─── DATASET CONTENT

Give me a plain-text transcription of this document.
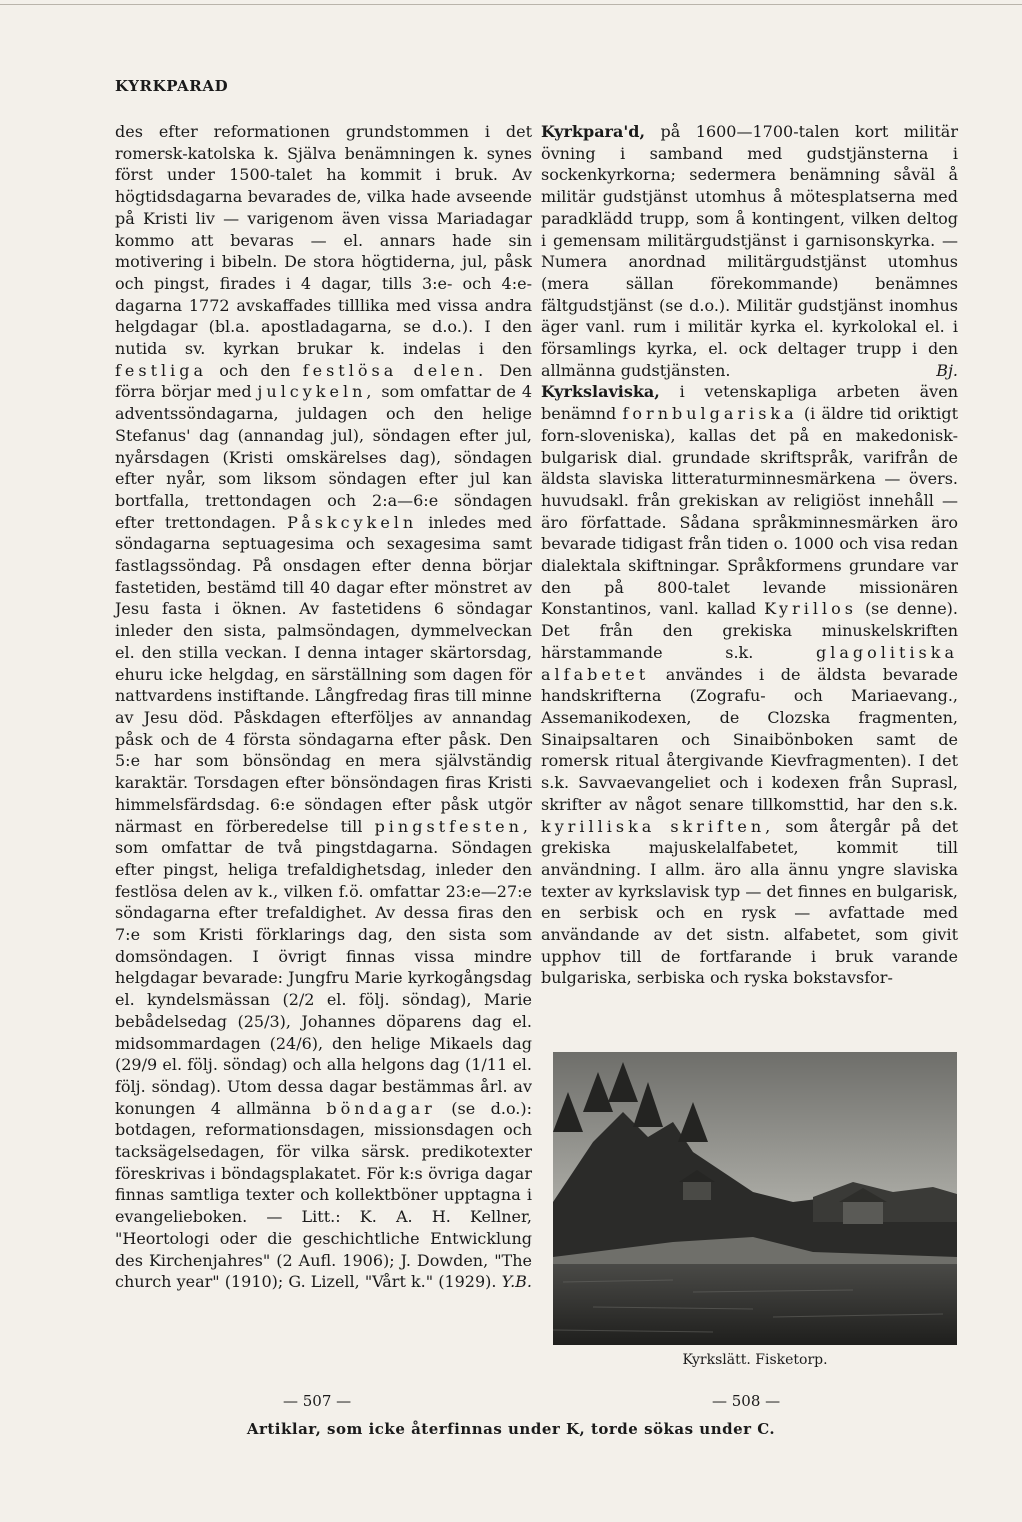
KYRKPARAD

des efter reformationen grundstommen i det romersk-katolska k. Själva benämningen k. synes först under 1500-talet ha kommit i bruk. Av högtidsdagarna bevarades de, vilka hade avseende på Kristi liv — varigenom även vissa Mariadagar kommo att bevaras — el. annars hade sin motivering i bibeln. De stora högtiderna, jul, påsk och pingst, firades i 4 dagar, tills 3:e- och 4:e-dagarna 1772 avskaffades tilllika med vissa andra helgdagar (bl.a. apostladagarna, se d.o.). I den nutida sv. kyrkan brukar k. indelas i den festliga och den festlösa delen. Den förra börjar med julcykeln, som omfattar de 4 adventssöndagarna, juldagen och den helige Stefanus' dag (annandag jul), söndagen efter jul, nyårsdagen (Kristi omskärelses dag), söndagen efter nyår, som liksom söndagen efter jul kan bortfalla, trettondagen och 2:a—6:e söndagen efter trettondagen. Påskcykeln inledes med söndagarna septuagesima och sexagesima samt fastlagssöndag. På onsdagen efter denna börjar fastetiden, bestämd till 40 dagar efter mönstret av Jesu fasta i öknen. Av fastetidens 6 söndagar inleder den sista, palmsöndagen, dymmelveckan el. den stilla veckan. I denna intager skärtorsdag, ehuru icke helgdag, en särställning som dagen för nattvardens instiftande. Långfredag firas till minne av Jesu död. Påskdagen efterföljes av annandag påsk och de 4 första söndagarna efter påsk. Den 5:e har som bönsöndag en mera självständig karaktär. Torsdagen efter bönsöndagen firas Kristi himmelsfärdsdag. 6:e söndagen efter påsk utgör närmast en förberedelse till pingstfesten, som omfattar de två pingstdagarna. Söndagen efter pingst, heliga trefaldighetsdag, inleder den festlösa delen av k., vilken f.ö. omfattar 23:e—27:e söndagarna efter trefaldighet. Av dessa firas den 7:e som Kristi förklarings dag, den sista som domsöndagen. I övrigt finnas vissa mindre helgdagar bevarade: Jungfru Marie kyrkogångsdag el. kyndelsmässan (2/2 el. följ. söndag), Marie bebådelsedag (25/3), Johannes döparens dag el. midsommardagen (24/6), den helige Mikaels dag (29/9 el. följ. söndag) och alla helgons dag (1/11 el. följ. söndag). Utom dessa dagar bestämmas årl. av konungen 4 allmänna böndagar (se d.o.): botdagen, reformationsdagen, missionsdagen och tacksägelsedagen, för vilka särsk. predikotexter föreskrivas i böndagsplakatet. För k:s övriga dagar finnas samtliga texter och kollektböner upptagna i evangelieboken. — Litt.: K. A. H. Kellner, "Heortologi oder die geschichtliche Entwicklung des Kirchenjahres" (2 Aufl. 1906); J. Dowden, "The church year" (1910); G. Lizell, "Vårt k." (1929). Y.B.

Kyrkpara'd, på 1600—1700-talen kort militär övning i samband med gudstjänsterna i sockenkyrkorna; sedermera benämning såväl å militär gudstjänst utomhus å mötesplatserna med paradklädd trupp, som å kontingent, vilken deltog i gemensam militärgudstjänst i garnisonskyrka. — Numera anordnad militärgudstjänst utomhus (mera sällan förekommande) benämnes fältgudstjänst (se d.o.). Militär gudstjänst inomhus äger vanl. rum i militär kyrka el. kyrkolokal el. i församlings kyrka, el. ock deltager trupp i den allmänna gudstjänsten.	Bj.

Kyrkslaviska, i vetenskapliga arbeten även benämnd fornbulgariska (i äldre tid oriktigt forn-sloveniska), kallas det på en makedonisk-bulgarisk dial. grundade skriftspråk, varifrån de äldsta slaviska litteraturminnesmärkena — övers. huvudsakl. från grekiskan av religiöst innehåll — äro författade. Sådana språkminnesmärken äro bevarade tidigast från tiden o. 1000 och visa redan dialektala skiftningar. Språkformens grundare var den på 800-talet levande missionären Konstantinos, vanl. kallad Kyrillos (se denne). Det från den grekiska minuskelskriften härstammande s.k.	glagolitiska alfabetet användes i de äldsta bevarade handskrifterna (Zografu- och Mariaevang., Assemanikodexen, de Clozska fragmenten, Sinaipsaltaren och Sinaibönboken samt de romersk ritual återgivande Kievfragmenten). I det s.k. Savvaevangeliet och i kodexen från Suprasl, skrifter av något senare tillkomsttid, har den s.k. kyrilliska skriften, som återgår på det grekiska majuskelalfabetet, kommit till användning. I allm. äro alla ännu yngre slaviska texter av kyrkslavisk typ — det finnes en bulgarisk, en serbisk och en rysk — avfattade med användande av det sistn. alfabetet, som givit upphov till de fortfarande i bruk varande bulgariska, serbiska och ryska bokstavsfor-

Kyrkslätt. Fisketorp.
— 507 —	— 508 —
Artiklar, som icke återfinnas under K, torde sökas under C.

──────

WHAT THE TASK REQUIRES -> Each line in the records above should be reproduced exactly; images are not copied.

THE COMPLETED TASK ->
Give me a plain-text transcription of this document.
KYRKPARAD

des efter reformationen grundstommen i det romersk-katolska k. Själva benämningen k. synes först under 1500-talet ha kommit i bruk. Av högtidsdagarna bevarades de, vilka hade avseende på Kristi liv — varigenom även vissa Mariadagar kommo att bevaras — el. annars hade sin motivering i bibeln. De stora högtiderna, jul, påsk och pingst, firades i 4 dagar, tills 3:e- och 4:e-dagarna 1772 avskaffades tilllika med vissa andra helgdagar (bl.a. apostladagarna, se d.o.). I den nutida sv. kyrkan brukar k. indelas i den festliga och den festlösa delen. Den förra börjar med julcykeln, som omfattar de 4 adventssöndagarna, juldagen och den helige Stefanus' dag (annandag jul), söndagen efter jul, nyårsdagen (Kristi omskärelses dag), söndagen efter nyår, som liksom söndagen efter jul kan bortfalla, trettondagen och 2:a—6:e söndagen efter trettondagen. Påskcykeln inledes med söndagarna septuagesima och sexagesima samt fastlagssöndag. På onsdagen efter denna börjar fastetiden, bestämd till 40 dagar efter mönstret av Jesu fasta i öknen. Av fastetidens 6 söndagar inleder den sista, palmsöndagen, dymmelveckan el. den stilla veckan. I denna intager skärtorsdag, ehuru icke helgdag, en särställning som dagen för nattvardens instiftande. Långfredag firas till minne av Jesu död. Påskdagen efterföljes av annandag påsk och de 4 första söndagarna efter påsk. Den 5:e har som bönsöndag en mera självständig karaktär. Torsdagen efter bönsöndagen firas Kristi himmelsfärdsdag. 6:e söndagen efter påsk utgör närmast en förberedelse till pingstfesten, som omfattar de två pingstdagarna. Söndagen efter pingst, heliga trefaldighetsdag, inleder den festlösa delen av k., vilken f.ö. omfattar 23:e—27:e söndagarna efter trefaldighet. Av dessa firas den 7:e som Kristi förklarings dag, den sista som domsöndagen. I övrigt finnas vissa mindre helgdagar bevarade: Jungfru Marie kyrkogångsdag el. kyndelsmässan (2/2 el. följ. söndag), Marie bebådelsedag (25/3), Johannes döparens dag el. midsommardagen (24/6), den helige Mikaels dag (29/9 el. följ. söndag) och alla helgons dag (1/11 el. följ. söndag). Utom dessa dagar bestämmas årl. av konungen 4 allmänna böndagar (se d.o.): botdagen, reformationsdagen, missionsdagen och tacksägelsedagen, för vilka särsk. predikotexter föreskrivas i böndagsplakatet. För k:s övriga dagar finnas samtliga texter och kollektböner upptagna i evangelieboken. — Litt.: K. A. H. Kellner, "Heortologi oder die geschichtliche Entwicklung des Kirchenjahres" (2 Aufl. 1906); J. Dowden, "The church year" (1910); G. Lizell, "Vårt k." (1929). Y.B.

Kyrkpara'd, på 1600—1700-talen kort militär övning i samband med gudstjänsterna i sockenkyrkorna; sedermera benämning såväl å militär gudstjänst utomhus å mötesplatserna med paradklädd trupp, som å kontingent, vilken deltog i gemensam militärgudstjänst i garnisonskyrka. — Numera anordnad militärgudstjänst utomhus (mera sällan förekommande) benämnes fältgudstjänst (se d.o.). Militär gudstjänst inomhus äger vanl. rum i militär kyrka el. kyrkolokal el. i församlings kyrka, el. ock deltager trupp i den allmänna gudstjänsten.	Bj.

Kyrkslaviska, i vetenskapliga arbeten även benämnd fornbulgariska (i äldre tid oriktigt forn-sloveniska), kallas det på en makedonisk-bulgarisk dial. grundade skriftspråk, varifrån de äldsta slaviska litteraturminnesmärkena — övers. huvudsakl. från grekiskan av religiöst innehåll — äro författade. Sådana språkminnesmärken äro bevarade tidigast från tiden o. 1000 och visa redan dialektala skiftningar. Språkformens grundare var den på 800-talet levande missionären Konstantinos, vanl. kallad Kyrillos (se denne). Det från den grekiska minuskelskriften härstammande s.k.	glagolitiska alfabetet användes i de äldsta bevarade handskrifterna (Zografu- och Mariaevang., Assemanikodexen, de Clozska fragmenten, Sinaipsaltaren och Sinaibönboken samt de romersk ritual återgivande Kievfragmenten). I det s.k. Savvaevangeliet och i kodexen från Suprasl, skrifter av något senare tillkomsttid, har den s.k. kyrilliska skriften, som återgår på det grekiska majuskelalfabetet, kommit till användning. I allm. äro alla ännu yngre slaviska texter av kyrkslavisk typ — det finnes en bulgarisk, en serbisk och en rysk — avfattade med användande av det sistn. alfabetet, som givit upphov till de fortfarande i bruk varande bulgariska, serbiska och ryska bokstavsfor-

Kyrkslätt. Fisketorp.
— 507 —	— 508 —
Artiklar, som icke återfinnas under K, torde sökas under C.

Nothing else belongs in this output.